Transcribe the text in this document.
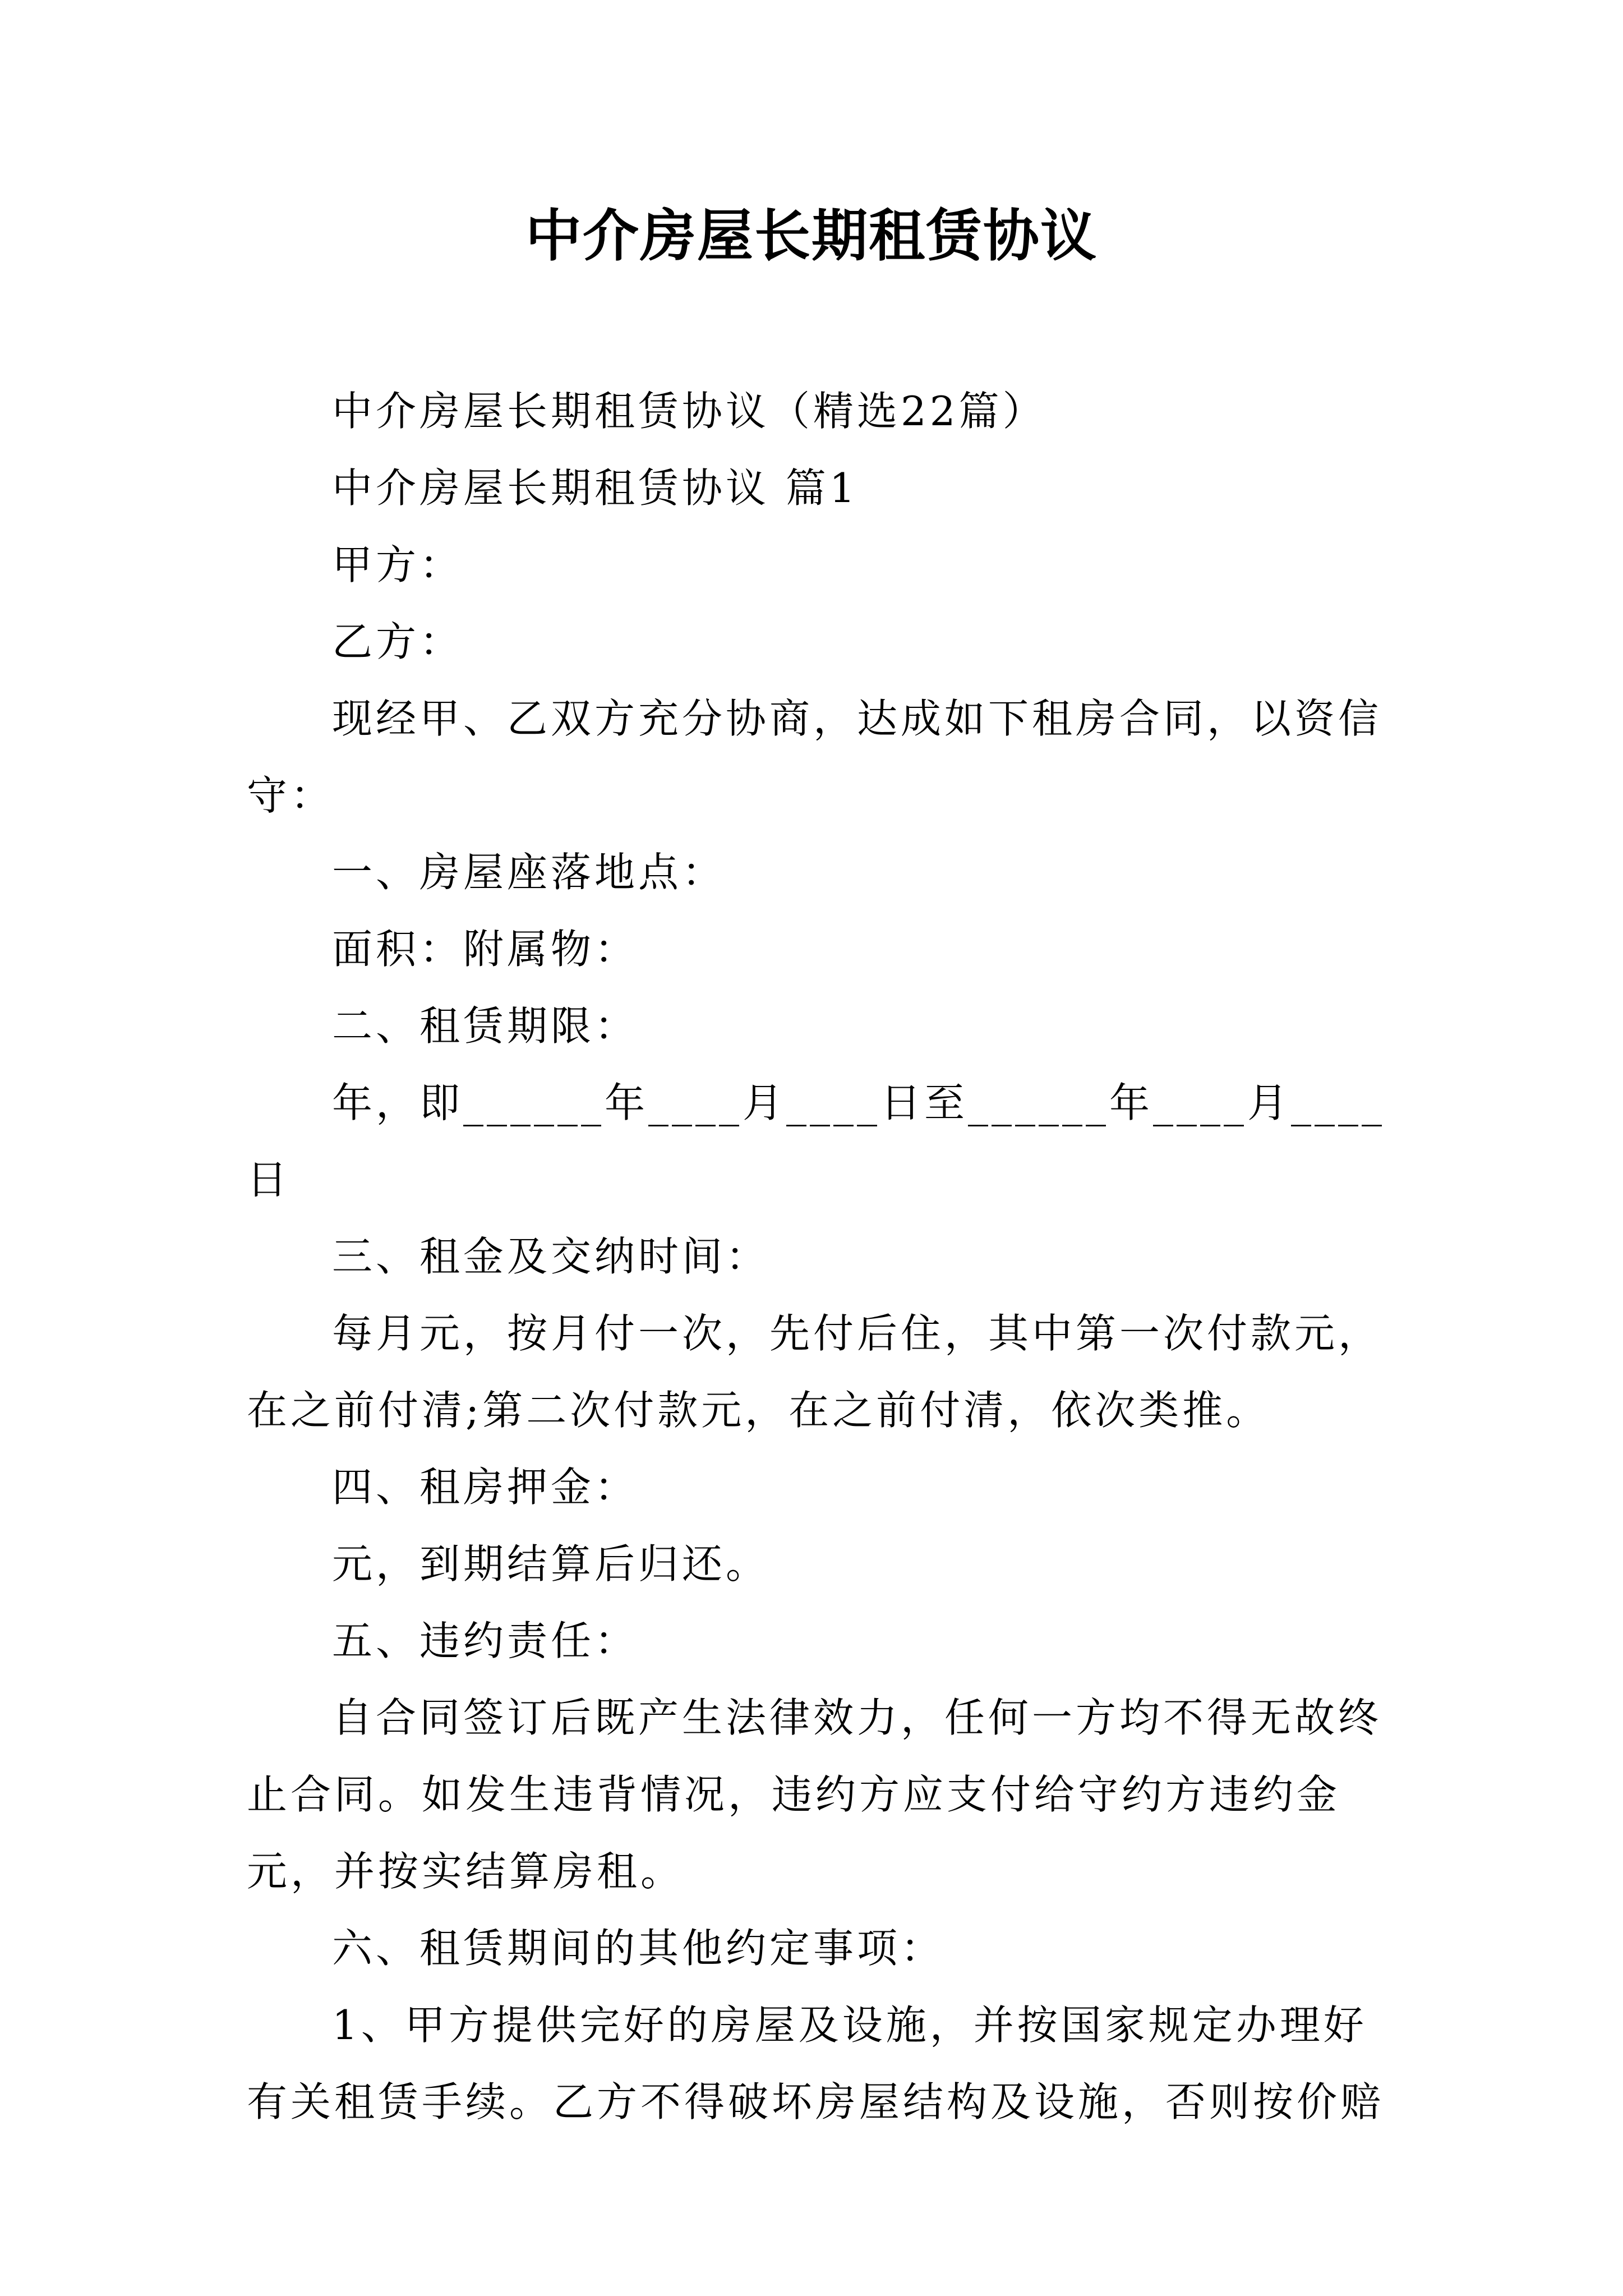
中介房屋长期租赁协议

中介房屋长期租赁协议（精选22篇）

中介房屋长期租赁协议 篇1

甲方：

乙方：

现经甲、乙双方充分协商，达成如下租房合同，以资信守：

一、房屋座落地点：

面积：附属物：

二、租赁期限：

年，即______年____月____日至______年____月____日

三、租金及交纳时间：

每月元，按月付一次，先付后住，其中第一次付款元，在之前付清;第二次付款元，在之前付清，依次类推。

四、租房押金：

元，到期结算后归还。

五、违约责任：

自合同签订后既产生法律效力，任何一方均不得无故终止合同。如发生违背情况，违约方应支付给守约方违约金元，并按实结算房租。

六、租赁期间的其他约定事项：

1、甲方提供完好的房屋及设施，并按国家规定办理好有关租赁手续。乙方不得破坏房屋结构及设施，否则按价赔
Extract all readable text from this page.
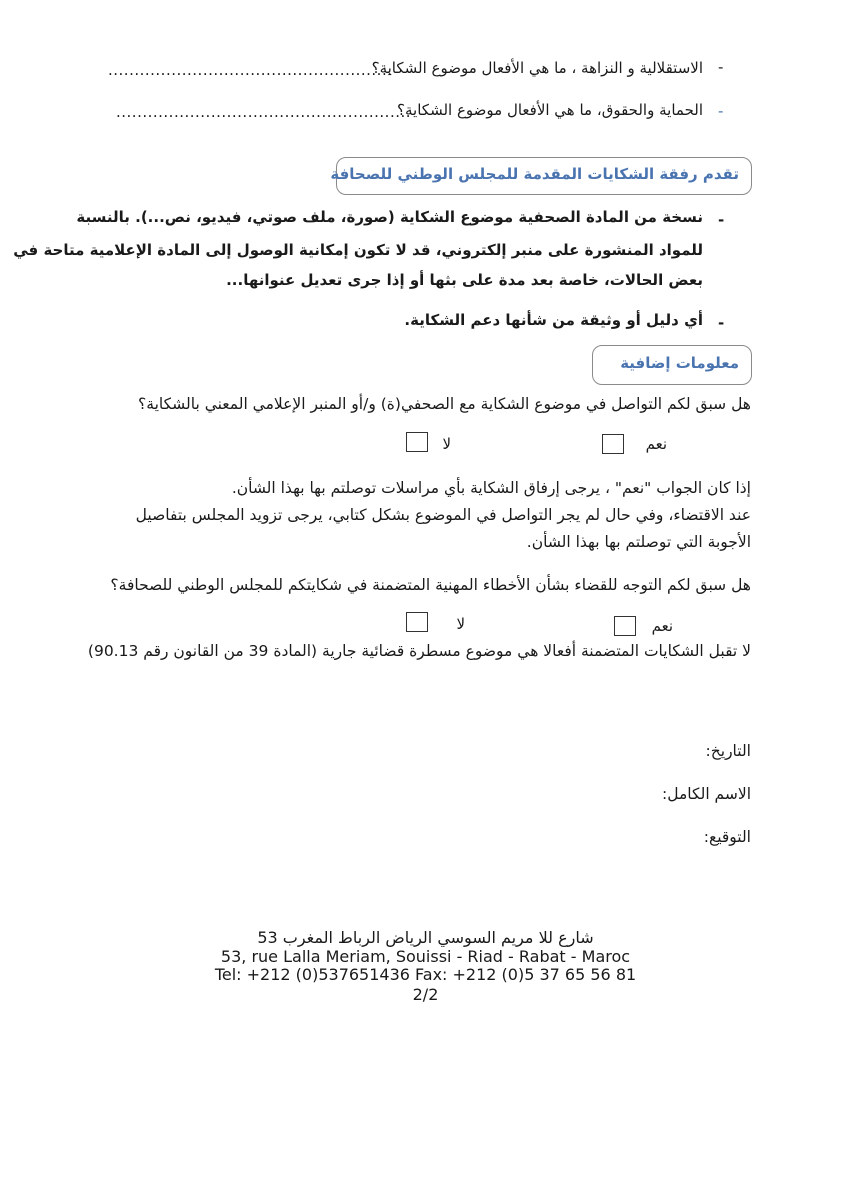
-
الاستقلالية و النزاهة ، ما هي الأفعال موضوع الشكاية؟
......................................................
-
الحماية والحقوق، ما هي الأفعال موضوع الشكاية؟
........................................................
تقدم رفقة الشكايات المقدمة للمجلس الوطني للصحافة
-
نسخة من المادة الصحفية موضوع الشكاية (صورة، ملف صوتي، فيديو، نص...). بالنسبة
للمواد المنشورة على منبر إلكتروني، قد لا تكون إمكانية الوصول إلى المادة الإعلامية متاحة في
بعض الحالات، خاصة بعد مدة على بثها أو إذا جرى تعديل عنوانها...
-
أي دليل أو وثيقة من شأنها دعم الشكاية.
معلومات إضافية
هل سبق لكم التواصل في موضوع الشكاية مع الصحفي(ة) و/أو المنبر الإعلامي المعني بالشكاية؟
نعم
لا
إذا كان الجواب "نعم" ، يرجى إرفاق الشكاية بأي مراسلات توصلتم بها بهذا الشأن.
عند الاقتضاء، وفي حال لم يجر التواصل في الموضوع بشكل كتابي، يرجى تزويد المجلس بتفاصيل
الأجوبة التي توصلتم بها بهذا الشأن.
هل سبق لكم التوجه للقضاء بشأن الأخطاء المهنية المتضمنة في شكايتكم للمجلس الوطني للصحافة؟
نعم
لا
لا تقبل الشكايات المتضمنة أفعالا هي موضوع مسطرة قضائية جارية (المادة 39 من القانون رقم 90.13)
التاريخ:
الاسم الكامل:
التوقيع:
53 شارع للا مريم السوسي الرياض الرباط المغرب
53, rue Lalla Meriam, Souissi - Riad - Rabat - Maroc
Tel: +212 (0)537651436 Fax: +212 (0)5 37 65 56 81
2/2
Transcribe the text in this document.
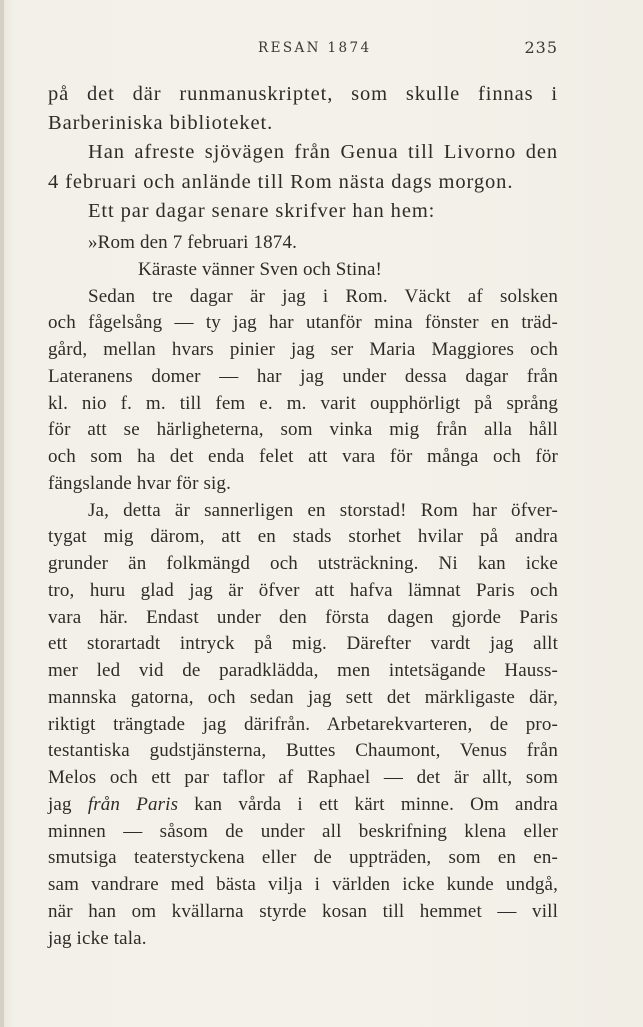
RESAN 1874	235

på det där runmanuskriptet, som skulle finnas i

Barberiniska biblioteket.

Han afreste sjövägen från Genua till Livorno den

4 februari och anlände till Rom nästa dags morgon.

Ett par dagar senare skrifver han hem:

»Rom den 7 februari 1874.

Käraste vänner Sven och Stina!

Sedan tre dagar är jag i Rom. Väckt af solsken

och fågelsång — ty jag har utanför mina fönster en träd-

gård, mellan hvars pinier jag ser Maria Maggiores och

Lateranens domer — har jag under dessa dagar från

kl. nio f. m. till fem e. m. varit oupphörligt på språng

för att se härligheterna, som vinka mig från alla håll

och som ha det enda felet att vara för många och för

fängslande hvar för sig.

Ja, detta är sannerligen en storstad! Rom har öfver-

tygat mig därom, att en stads storhet hvilar på andra

grunder än folkmängd och utsträckning. Ni kan icke

tro, huru glad jag är öfver att hafva lämnat Paris och

vara här. Endast under den första dagen gjorde Paris

ett storartadt intryck på mig. Därefter vardt jag allt

mer led vid de paradklädda, men intetsägande Hauss-

mannska gatorna, och sedan jag sett det märkligaste där,

riktigt trängtade jag därifrån. Arbetarekvarteren, de pro-

testantiska gudstjänsterna, Buttes Chaumont, Venus från

Melos och ett par taflor af Raphael — det är allt, som

jag från Paris kan vårda i ett kärt minne. Om andra

minnen — såsom de under all beskrifning klena eller

smutsiga teaterstyckena eller de uppträden, som en en-

sam vandrare med bästa vilja i världen icke kunde undgå,

när han om kvällarna styrde kosan till hemmet — vill

jag icke tala.
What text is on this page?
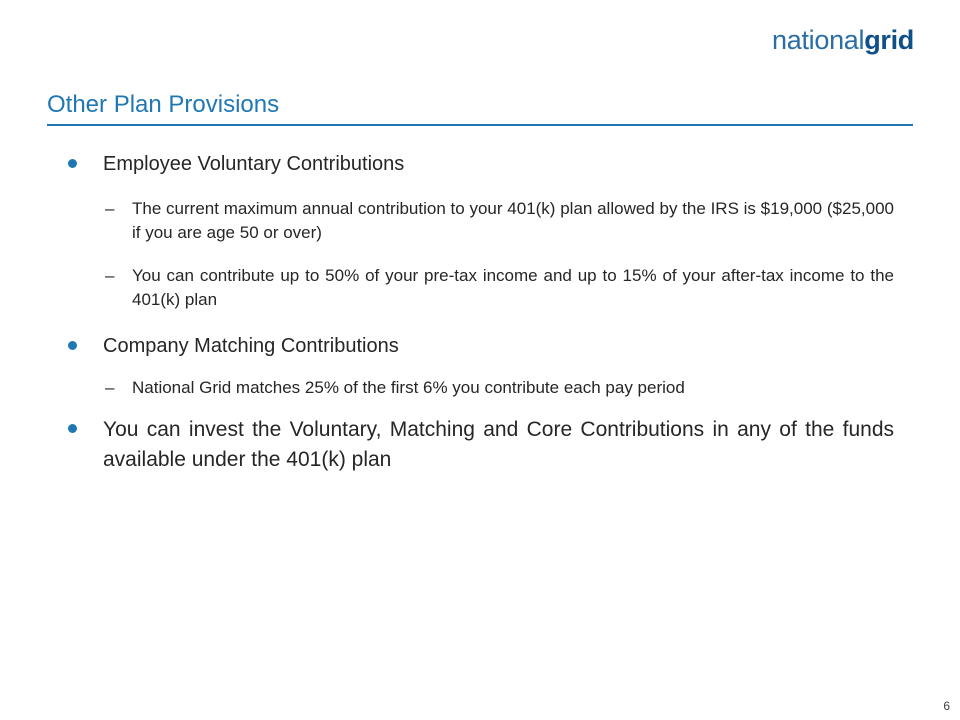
nationalgrid
Other Plan Provisions
Employee Voluntary Contributions
– The current maximum annual contribution to your 401(k) plan allowed by the IRS is $19,000 ($25,000 if you are age 50 or over)
– You can contribute up to 50% of your pre-tax income and up to 15% of your after-tax income to the 401(k) plan
Company Matching Contributions
– National Grid matches 25% of the first 6% you contribute each pay period
You can invest the Voluntary, Matching and Core Contributions in any of the funds available under the 401(k) plan
6
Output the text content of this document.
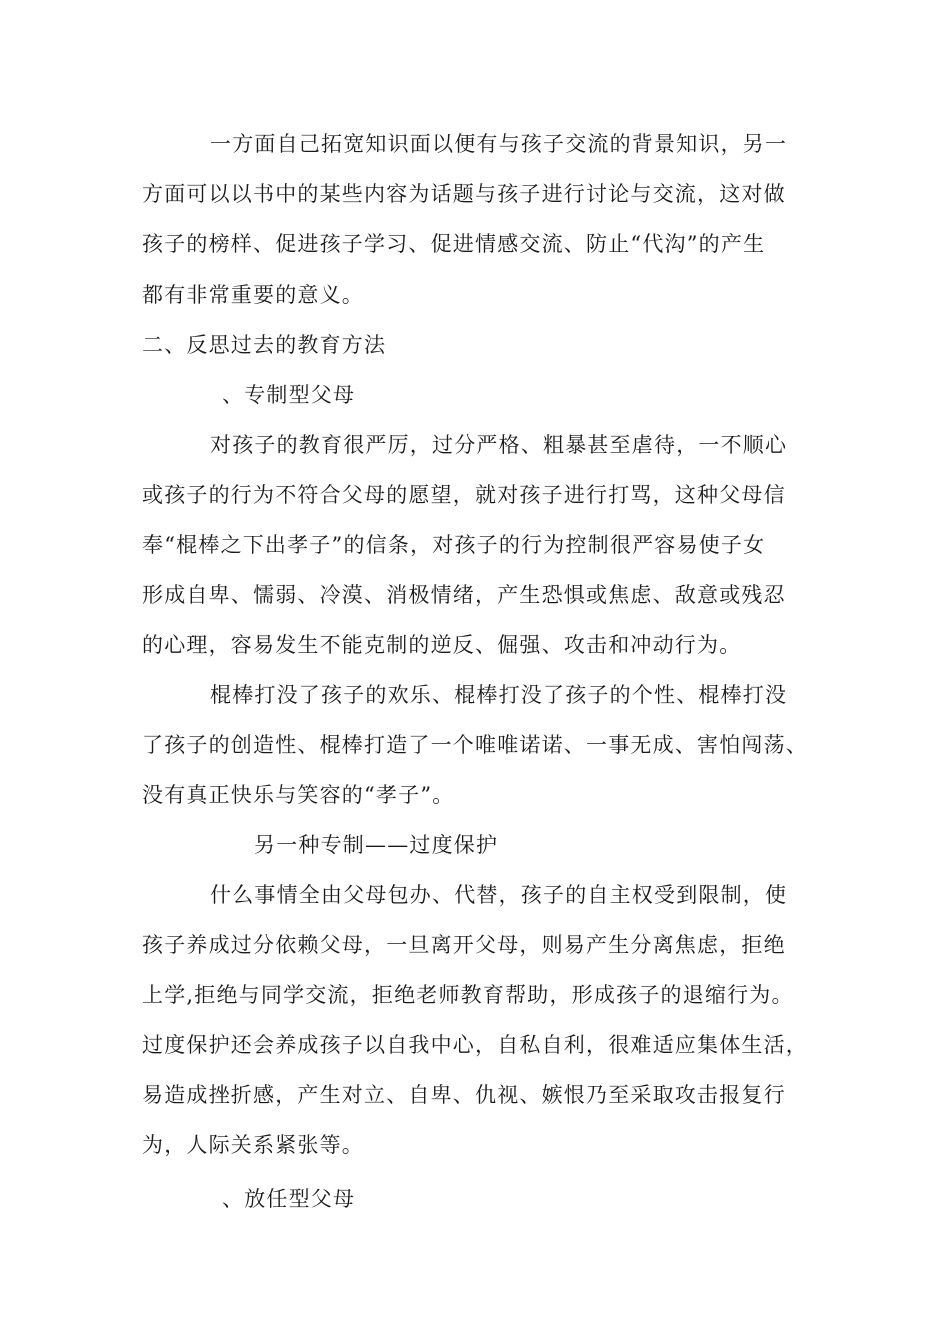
一方面自己拓宽知识面以便有与孩子交流的背景知识，另一
方面可以以书中的某些内容为话题与孩子进行讨论与交流，这对做
孩子的榜样、促进孩子学习、促进情感交流、防止“代沟”的产生
都有非常重要的意义。
二、反思过去的教育方法
、专制型父母
对孩子的教育很严厉，过分严格、粗暴甚至虐待，一不顺心
或孩子的行为不符合父母的愿望，就对孩子进行打骂，这种父母信
奉“棍棒之下出孝子”的信条，对孩子的行为控制很严容易使子女
形成自卑、懦弱、冷漠、消极情绪，产生恐惧或焦虑、敌意或残忍
的心理，容易发生不能克制的逆反、倔强、攻击和冲动行为。
棍棒打没了孩子的欢乐、棍棒打没了孩子的个性、棍棒打没
了孩子的创造性、棍棒打造了一个唯唯诺诺、一事无成、害怕闯荡、
没有真正快乐与笑容的“孝子”。
另一种专制——过度保护
什么事情全由父母包办、代替，孩子的自主权受到限制，使
孩子养成过分依赖父母，一旦离开父母，则易产生分离焦虑，拒绝
上学,拒绝与同学交流，拒绝老师教育帮助，形成孩子的退缩行为。
过度保护还会养成孩子以自我中心，自私自利，很难适应集体生活，
易造成挫折感，产生对立、自卑、仇视、嫉恨乃至采取攻击报复行
为，人际关系紧张等。
、放任型父母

**Aim of the task**
Identify and copy lines that hold the string "your".

**Response below**
– The current maximum annual contribution to your 401(k) plan allowed by the IRS is $19,000 ($25,000 if you are age 50 or over)
– You can contribute up to 50% of your pre-tax income and up to 15% of your after-tax income to the 401(k) plan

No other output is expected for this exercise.